Saved entries
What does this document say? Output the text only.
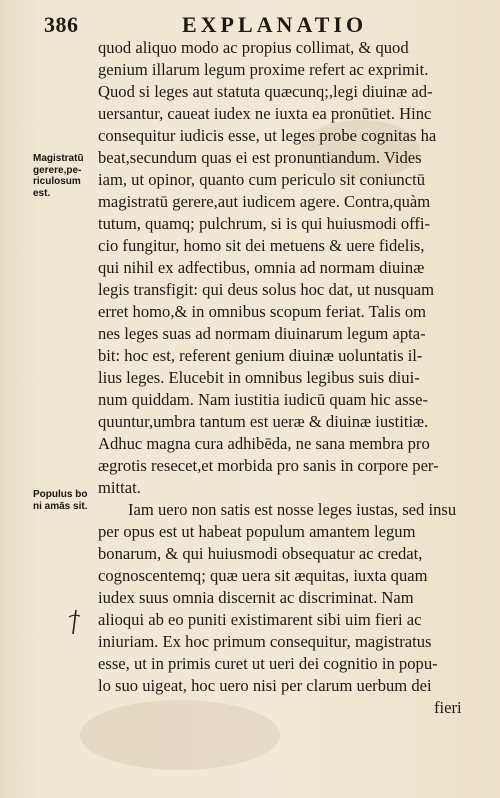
386	EXPLANATIO
quod aliquo modo ac propius collimat, & quod
genium illarum legum proxime refert ac exprimit.
Quod si leges aut statuta quæcunq;,legi diuinæ ad-
uersantur, caueat iudex ne iuxta ea pronūtiet. Hinc
consequitur iudicis esse, ut leges probe cognitas ha
beat,secundum quas ei est pronuntiandum. Vides
iam, ut opinor, quanto cum periculo sit coniunctū
magistratū gerere,aut iudicem agere. Contra,quàm
tutum, quamq; pulchrum, si is qui huiusmodi offi-
cio fungitur, homo sit dei metuens & uere fidelis,
qui nihil ex adfectibus, omnia ad normam diuinæ
legis transfigit: qui deus solus hoc dat, ut nusquam
erret homo,& in omnibus scopum feriat. Talis om
nes leges suas ad normam diuinarum legum apta-
bit: hoc est, referent genium diuinæ uoluntatis il-
lius leges. Elucebit in omnibus legibus suis diui-
num quiddam. Nam iustitia iudicū quam hic asse-
quuntur,umbra tantum est ueræ & diuinæ iustitiæ.
Adhuc magna cura adhibēda, ne sana membra pro
ægrotis resecet,et morbida pro sanis in corpore per-
mittat.
Iam uero non satis est nosse leges iustas, sed insu
per opus est ut habeat populum amantem legum
bonarum, & qui huiusmodi obsequatur ac credat,
cognoscentemq; quæ uera sit æquitas, iuxta quam
iudex suus omnia discernit ac discriminat. Nam
alioqui ab eo puniti existimarent sibi uim fieri ac
iniuriam. Ex hoc primum consequitur, magistratus
esse, ut in primis curet ut ueri dei cognitio in popu-
lo suo uigeat, hoc uero nisi per clarum uerbum dei
fieri
Magistratū
gerere,pe-
riculosum
est.
Populus bo
ni amās sit.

EXERCISE OBJECTIVE:
Lines of the material that contain the word "iudex" are to be gathered.

TASK SOLUTION:
uersantur, caueat iudex ne iuxta ea pronūtiet. Hinc
iudex suus omnia discernit ac discriminat. Nam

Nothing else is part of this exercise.